Selection:
══════════════════════════════
Laughter is one of the best feelings in the world and to have to hold it back
is a nuisance but, none the less, to laugh at the wrong times may annoy other
people.
- A non-autistic person's sense of humour is often to do
with finding clever ways of pointing out faults in other people and causing
them embarrassment. Everyone is a victim of someone else's humour at some
time or another but some people are made to suffer more than others. Sometimes,
non-autistic people can get quite ruthless with their humour. This is especially
true amongst teenagers and younger adults who are perhaps less likely to care
than older people.
- In the eyes of many zoologists, humour is a human replacement
for the violence which animals use on each other to establish an order of
dominance (the pecking order).
- No-one talks about the pecking order of which they are
a part.
- Many gangs or groups of people are not particularly welcoming
to outsiders but some are more welcoming than others.
- Often, the reason two or more people gang up on one person
is because it gives them a feeling of being united together. For reasons such
as this, it is often easier to talk seriously to people if you can find them
on their own.
- If you say or do something which can be misinterpreted
into a sexual context then it probably will be as a joke, often at your expense.
- If you are a victim of someone else's humour, it is often
possible to translate it (in your own mind) into constructive criticism and
then it might be personality building.
- If a joke aimed at you is not too harsh, it may be a good
idea to laugh at yourself.
- If a joke or some sarcasm aimed at you is too harsh, you
can say "what do you mean by that", "why did you say that",
"what's that supposed to mean" or "that's not very nice".
You may have to use your discretion in order to choose a suitable answer but
putting someone on the spot can be quite a good defence.
══════════════════════════════
Listing:
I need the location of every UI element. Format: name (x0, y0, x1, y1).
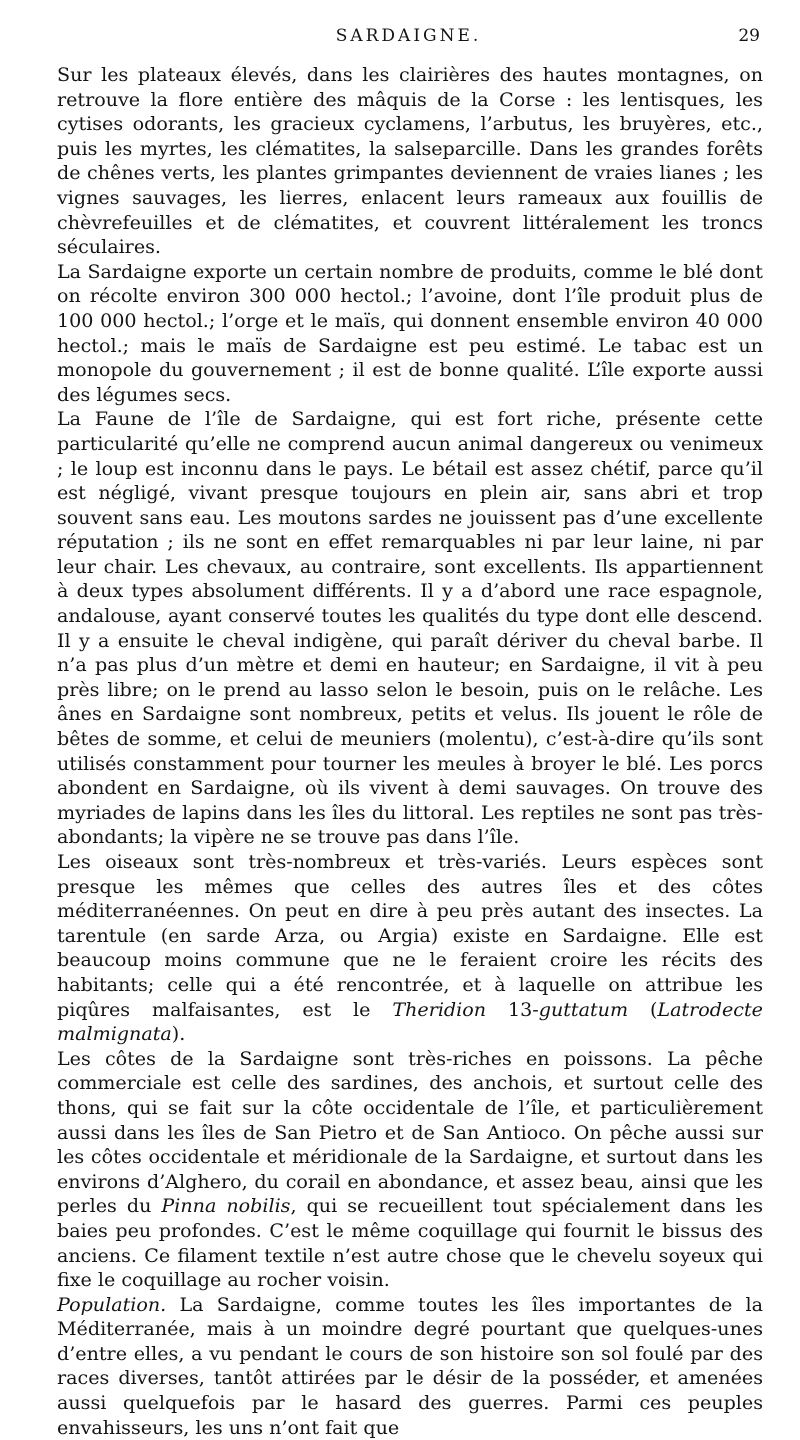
population-text: La Sardaigne, comme toutes les îles importantes de la Méditerranée, mais à un moindre degré pourtant que quelques-unes d’entre elles, a vu pendant le cours de son histoire son sol foulé par des races diverses, tantôt attirées par le désir de la posséder, et amenées aussi quelquefois par le hasard des guerres. Parmi ces peuples envahisseurs, les uns n’ont fait que (57, 1292, 763, 1439)
paragraph-fishing (57, 1047, 763, 1293)
paragraph-fauna: La Faune de l’île de Sardaigne, qui est fort riche, présente cette particularité qu’elle ne comprend aucun animal dangereux ou venimeux ; le loup est inconnu dans le pays. Le bétail est assez chétif, parce qu’il est négligé, vivant presque toujours en plein air, sans abri et trop souvent sans eau. Les moutons sardes ne jouissent pas d’une excellente réputation ; ils ne sont en effet remarquables ni par leur laine, ni par leur chair. Les chevaux, au contraire, sont excellents. Ils appartiennent à deux types absolument différents. Il y a d’abord une race espagnole, andalouse, ayant conservé toutes les qualités du type dont elle descend. Il y a ensuite le cheval indigène, qui paraît dériver du cheval barbe. Il n’a pas plus d’un mètre et demi en hauteur; en Sardaigne, il vit à peu près libre; on le prend au lasso selon le besoin, puis on le relâche. Les ânes en Sardaigne sont nombreux, petits et velus. Ils jouent le rôle de bêtes de somme, et celui de meuniers (molentu), c’est-à-dire qu’ils sont utilisés constamment pour tourner les meules à broyer le blé. Les porcs abondent en Sardaigne, où ils vivent à demi sauvages. On trouve des myriades de lapins dans les îles du littoral. Les reptiles ne sont pas très-abondants; la vipère ne se trouve pas dans l’île. (57, 407, 763, 849)
birds-text-before: Les oiseaux sont très-nombreux et très-variés. Leurs espèces sont presque les mêmes que celles des autres îles et des côtes méditerranéennes. On peut en dire à peu près autant des insectes. La tarentule (en sarde Arza, ou Argia) existe en Sardaigne. Elle est beaucoup moins commune que ne le feraient croire les récits des habitants; celle qui a été rencontrée, et à laquelle on attribue les piqûres malfaisantes, est le (57, 850, 763, 1021)
birds-text-middle-2: ( (628, 997, 658, 1021)
birds-text-middle: 13- (486, 997, 539, 1021)
page-number: 29 (738, 26, 760, 46)
population-heading: Population. (57, 1292, 167, 1316)
fishing-text-before: Les côtes de la Sardaigne sont très-riches en poissons. La pêche commerciale est celle des sardines, des anchois, et surtout celle des thons, qui se fait sur la côte occidentale de l’île, et particulièrement aussi dans les îles de San Pietro et de San Antioco. On pêche aussi sur les côtes occidentale et méridionale de la Sardaigne, et surtout dans les environs d’Alghero, du corail en abondance, et assez beau, ainsi que les perles du (57, 1046, 763, 1218)
paragraph-birds-insects (57, 850, 763, 1047)
pinna-nobilis: Pinna nobilis (161, 1194, 291, 1218)
fishing-text-after: , qui se recueillent tout spécialement dans les baies peu profondes. C’est le même coquillage qui fournit le bissus des anciens. Ce filament textile n’est autre chose que le chevelu soyeux qui fixe le coquillage au rocher voisin. (57, 1194, 763, 1292)
paragraph-exports: La Sardaigne exporte un certain nombre de produits, comme le blé dont on récolte environ 300 000 hectol.; l’avoine, dont l’île produit plus de 100 000 hectol.; l’orge et le maïs, qui donnent ensemble environ 40 000 hectol.; mais le maïs de Sardaigne est peu estimé. Le tabac est un monopole du gouvernement ; il est de bonne qualité. L’île exporte aussi des légumes secs. (57, 259, 763, 406)
paragraph-flora: Sur les plateaux élevés, dans les clairières des hautes montagnes, on retrouve la flore entière des mâquis de la Corse : les lentisques, les cytises odorants, les gracieux cyclamens, l’arbutus, les bruyères, etc., puis les myrtes, les clématites, la salseparcille. Dans les grandes forêts de chênes verts, les plantes grimpantes deviennent de vraies lianes ; les vignes sauvages, les lierres, enlacent leurs rameaux aux fouillis de chèvrefeuilles et de clématites, et couvrent littéralement les troncs séculaires. (57, 63, 763, 259)
body-text (57, 63, 763, 1440)
birds-text-after: ). (171, 1022, 186, 1046)
species-genus: Theridion (392, 997, 487, 1021)
page-header (57, 26, 760, 52)
running-title: SARDAIGNE. (335, 26, 482, 46)
paragraph-population (57, 1293, 763, 1440)
species-epithet: guttatum (538, 997, 629, 1021)
species-synonym: Latrodecte malmignata (57, 997, 763, 1046)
══════════════════════════════
The exercise:
According to the text on humor, who is it especially true of that non-autistic people can get quite ruthless with their humor? Answer using only the text on humor; the records play no part.

Solution:
Teenagers and younger adults, who are perhaps less likely to care than older people.